>>>>
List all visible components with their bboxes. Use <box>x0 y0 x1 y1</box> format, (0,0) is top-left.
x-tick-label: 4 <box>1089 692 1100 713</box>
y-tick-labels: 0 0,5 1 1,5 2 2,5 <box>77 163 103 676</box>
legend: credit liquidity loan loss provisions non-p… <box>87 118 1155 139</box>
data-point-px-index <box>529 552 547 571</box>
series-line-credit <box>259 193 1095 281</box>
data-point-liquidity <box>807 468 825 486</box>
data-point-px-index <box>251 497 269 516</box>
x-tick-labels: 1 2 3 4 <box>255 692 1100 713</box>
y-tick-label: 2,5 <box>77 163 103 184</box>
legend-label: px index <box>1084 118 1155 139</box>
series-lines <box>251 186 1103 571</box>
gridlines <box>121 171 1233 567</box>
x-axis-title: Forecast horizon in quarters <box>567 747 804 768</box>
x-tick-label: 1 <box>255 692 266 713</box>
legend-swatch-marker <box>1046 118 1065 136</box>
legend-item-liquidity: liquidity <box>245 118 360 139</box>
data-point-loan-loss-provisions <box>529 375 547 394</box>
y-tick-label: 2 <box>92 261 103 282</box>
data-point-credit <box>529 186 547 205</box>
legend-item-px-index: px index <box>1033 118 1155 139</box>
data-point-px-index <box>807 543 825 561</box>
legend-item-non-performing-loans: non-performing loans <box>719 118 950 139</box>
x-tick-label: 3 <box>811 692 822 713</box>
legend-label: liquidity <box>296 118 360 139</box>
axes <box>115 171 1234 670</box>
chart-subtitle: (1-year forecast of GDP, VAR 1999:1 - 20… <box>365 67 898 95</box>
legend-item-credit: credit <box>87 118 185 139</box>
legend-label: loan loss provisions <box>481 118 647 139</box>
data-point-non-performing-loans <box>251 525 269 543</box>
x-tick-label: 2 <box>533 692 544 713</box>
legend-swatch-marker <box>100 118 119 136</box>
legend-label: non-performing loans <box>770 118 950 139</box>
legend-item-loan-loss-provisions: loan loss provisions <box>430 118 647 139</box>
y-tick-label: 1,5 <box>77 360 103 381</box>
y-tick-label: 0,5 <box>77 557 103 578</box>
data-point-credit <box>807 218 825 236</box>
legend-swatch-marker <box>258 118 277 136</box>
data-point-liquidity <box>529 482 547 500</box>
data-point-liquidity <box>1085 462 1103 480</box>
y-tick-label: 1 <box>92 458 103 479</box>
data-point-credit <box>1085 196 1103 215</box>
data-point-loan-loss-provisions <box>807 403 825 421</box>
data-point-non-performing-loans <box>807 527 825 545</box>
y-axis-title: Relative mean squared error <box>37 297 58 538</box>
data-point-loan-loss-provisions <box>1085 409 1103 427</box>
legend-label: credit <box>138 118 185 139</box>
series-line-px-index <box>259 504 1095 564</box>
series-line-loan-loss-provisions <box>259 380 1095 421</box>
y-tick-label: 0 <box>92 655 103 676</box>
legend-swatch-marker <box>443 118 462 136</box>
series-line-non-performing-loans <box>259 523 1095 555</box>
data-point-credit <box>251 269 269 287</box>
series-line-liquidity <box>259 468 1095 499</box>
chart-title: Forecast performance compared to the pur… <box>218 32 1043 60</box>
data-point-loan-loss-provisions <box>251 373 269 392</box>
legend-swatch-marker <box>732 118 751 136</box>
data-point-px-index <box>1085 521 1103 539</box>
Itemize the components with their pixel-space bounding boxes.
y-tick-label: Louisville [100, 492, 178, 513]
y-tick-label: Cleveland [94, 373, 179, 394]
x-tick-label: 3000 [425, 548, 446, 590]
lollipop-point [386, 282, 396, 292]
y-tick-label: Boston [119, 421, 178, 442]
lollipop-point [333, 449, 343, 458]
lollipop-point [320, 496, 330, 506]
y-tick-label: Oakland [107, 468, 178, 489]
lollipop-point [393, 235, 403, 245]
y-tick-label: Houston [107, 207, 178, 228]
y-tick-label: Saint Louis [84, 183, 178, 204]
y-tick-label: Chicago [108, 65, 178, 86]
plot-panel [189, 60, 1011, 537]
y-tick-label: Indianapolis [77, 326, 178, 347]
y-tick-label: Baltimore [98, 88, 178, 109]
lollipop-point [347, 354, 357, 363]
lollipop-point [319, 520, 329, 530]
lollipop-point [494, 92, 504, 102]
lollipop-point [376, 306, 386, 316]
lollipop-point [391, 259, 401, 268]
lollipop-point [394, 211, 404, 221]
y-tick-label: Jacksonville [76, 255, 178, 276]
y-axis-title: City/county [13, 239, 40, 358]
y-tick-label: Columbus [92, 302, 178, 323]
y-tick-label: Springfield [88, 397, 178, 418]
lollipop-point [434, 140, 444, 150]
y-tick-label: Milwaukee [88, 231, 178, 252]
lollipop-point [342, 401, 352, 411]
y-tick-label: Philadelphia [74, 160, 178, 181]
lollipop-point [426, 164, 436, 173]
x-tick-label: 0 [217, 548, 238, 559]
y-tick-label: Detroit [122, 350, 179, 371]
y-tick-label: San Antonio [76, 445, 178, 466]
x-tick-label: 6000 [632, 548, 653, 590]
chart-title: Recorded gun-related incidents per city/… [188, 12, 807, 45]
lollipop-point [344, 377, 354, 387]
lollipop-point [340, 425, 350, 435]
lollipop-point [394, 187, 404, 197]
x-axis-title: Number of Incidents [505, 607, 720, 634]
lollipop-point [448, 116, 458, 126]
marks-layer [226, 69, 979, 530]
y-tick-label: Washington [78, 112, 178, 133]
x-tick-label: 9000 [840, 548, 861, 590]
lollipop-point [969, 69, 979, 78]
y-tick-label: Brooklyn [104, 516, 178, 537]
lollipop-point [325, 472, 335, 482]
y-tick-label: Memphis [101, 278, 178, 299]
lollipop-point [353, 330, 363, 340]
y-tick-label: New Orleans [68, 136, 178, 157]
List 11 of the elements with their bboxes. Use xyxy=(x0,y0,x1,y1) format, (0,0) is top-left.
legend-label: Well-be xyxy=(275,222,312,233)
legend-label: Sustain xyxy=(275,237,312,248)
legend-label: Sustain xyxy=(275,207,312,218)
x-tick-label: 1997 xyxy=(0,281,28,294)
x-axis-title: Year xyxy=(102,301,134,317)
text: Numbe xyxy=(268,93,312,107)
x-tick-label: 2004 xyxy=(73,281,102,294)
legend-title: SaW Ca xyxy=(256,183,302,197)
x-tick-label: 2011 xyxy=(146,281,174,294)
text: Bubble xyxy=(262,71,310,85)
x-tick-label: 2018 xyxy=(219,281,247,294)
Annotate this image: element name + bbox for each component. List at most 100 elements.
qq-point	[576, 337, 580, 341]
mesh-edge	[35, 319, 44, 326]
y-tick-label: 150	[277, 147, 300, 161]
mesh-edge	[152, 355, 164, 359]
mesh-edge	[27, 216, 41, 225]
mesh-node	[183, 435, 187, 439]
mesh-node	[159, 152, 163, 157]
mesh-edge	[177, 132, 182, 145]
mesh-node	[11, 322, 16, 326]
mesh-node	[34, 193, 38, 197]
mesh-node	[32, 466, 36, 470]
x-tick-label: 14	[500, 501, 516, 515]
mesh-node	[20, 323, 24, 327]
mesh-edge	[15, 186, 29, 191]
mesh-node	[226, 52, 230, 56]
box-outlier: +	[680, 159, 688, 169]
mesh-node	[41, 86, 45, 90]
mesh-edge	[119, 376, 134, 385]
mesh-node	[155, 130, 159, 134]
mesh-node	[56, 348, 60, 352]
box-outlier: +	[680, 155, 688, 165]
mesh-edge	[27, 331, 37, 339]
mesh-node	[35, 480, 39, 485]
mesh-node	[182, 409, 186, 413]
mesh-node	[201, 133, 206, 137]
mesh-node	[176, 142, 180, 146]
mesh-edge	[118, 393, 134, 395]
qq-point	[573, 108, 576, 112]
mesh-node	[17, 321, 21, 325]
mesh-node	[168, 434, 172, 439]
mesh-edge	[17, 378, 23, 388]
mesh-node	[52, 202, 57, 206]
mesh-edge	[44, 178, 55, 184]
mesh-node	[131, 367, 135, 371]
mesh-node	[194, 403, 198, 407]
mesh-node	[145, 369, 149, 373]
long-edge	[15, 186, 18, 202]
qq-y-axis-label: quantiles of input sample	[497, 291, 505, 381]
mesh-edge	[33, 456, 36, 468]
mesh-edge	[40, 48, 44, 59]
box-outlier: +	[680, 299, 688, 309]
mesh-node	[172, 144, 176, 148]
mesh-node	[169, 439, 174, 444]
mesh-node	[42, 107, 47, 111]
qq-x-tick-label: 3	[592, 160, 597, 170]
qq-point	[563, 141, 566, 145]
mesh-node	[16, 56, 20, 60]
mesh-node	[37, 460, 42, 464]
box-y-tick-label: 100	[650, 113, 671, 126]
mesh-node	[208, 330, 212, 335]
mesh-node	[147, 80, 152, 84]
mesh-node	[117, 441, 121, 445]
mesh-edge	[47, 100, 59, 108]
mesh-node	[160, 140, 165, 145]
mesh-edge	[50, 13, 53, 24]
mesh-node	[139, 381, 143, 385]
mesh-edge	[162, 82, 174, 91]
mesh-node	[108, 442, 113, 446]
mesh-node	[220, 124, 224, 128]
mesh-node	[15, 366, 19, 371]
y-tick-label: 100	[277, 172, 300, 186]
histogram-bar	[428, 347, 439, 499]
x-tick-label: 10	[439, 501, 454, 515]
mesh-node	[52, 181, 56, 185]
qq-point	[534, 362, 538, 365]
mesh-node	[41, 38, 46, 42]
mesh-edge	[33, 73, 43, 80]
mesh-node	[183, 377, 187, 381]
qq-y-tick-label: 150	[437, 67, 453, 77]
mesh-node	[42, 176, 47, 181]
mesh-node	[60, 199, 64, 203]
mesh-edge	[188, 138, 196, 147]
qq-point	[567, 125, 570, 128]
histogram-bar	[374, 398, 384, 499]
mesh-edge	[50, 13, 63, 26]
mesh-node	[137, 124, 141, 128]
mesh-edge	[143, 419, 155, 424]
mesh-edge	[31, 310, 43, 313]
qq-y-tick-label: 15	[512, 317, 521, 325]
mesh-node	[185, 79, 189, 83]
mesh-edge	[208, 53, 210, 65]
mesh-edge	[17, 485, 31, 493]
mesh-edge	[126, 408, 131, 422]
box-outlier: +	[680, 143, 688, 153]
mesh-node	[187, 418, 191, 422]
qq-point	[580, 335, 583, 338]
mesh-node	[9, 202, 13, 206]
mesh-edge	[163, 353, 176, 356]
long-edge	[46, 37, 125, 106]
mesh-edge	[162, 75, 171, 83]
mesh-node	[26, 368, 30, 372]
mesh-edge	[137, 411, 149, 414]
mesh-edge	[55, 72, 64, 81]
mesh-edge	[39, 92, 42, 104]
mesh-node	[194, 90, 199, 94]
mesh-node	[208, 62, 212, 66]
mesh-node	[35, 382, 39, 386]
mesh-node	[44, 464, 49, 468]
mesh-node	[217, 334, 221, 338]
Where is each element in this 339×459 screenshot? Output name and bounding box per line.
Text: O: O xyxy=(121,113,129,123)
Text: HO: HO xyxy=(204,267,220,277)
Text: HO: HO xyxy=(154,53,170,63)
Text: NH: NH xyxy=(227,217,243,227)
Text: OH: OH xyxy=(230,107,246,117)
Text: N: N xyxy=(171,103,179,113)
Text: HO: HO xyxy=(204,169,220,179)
<<<<
**WHAT IS ASKED:** Copy out the records word for word, from their first line through the line that contains "data-point-liquidity <box>1085 462", including both of those lines.

**FINAL RESULT:**
List all visible components with their bboxes. Use <box>x0 y0 x1 y1</box> format, (0,0) is top-left.
x-tick-label: 4 <box>1089 692 1100 713</box>
y-tick-labels: 0 0,5 1 1,5 2 2,5 <box>77 163 103 676</box>
legend: credit liquidity loan loss provisions non-p… <box>87 118 1155 139</box>
data-point-px-index <box>529 552 547 571</box>
series-line-credit <box>259 193 1095 281</box>
data-point-liquidity <box>807 468 825 486</box>
data-point-px-index <box>251 497 269 516</box>
x-tick-labels: 1 2 3 4 <box>255 692 1100 713</box>
y-tick-label: 2,5 <box>77 163 103 184</box>
legend-label: px index <box>1084 118 1155 139</box>
series-lines <box>251 186 1103 571</box>
gridlines <box>121 171 1233 567</box>
x-axis-title: Forecast horizon in quarters <box>567 747 804 768</box>
x-tick-label: 1 <box>255 692 266 713</box>
legend-swatch-marker <box>1046 118 1065 136</box>
legend-item-liquidity: liquidity <box>245 118 360 139</box>
data-point-loan-loss-provisions <box>529 375 547 394</box>
y-tick-label: 2 <box>92 261 103 282</box>
data-point-credit <box>529 186 547 205</box>
legend-item-px-index: px index <box>1033 118 1155 139</box>
data-point-px-index <box>807 543 825 561</box>
legend-item-non-performing-loans: non-performing loans <box>719 118 950 139</box>
x-tick-label: 3 <box>811 692 822 713</box>
legend-label: liquidity <box>296 118 360 139</box>
axes <box>115 171 1234 670</box>
chart-subtitle: (1-year forecast of GDP, VAR 1999:1 - 20… <box>365 67 898 95</box>
legend-item-credit: credit <box>87 118 185 139</box>
legend-label: loan loss provisions <box>481 118 647 139</box>
data-point-non-performing-loans <box>251 525 269 543</box>
x-tick-label: 2 <box>533 692 544 713</box>
legend-swatch-marker <box>100 118 119 136</box>
legend-label: non-performing loans <box>770 118 950 139</box>
legend-item-loan-loss-provisions: loan loss provisions <box>430 118 647 139</box>
y-tick-label: 1,5 <box>77 360 103 381</box>
y-tick-label: 0,5 <box>77 557 103 578</box>
data-point-credit <box>807 218 825 236</box>
legend-swatch-marker <box>258 118 277 136</box>
data-point-liquidity <box>529 482 547 500</box>
data-point-liquidity <box>1085 462 1103 480</box>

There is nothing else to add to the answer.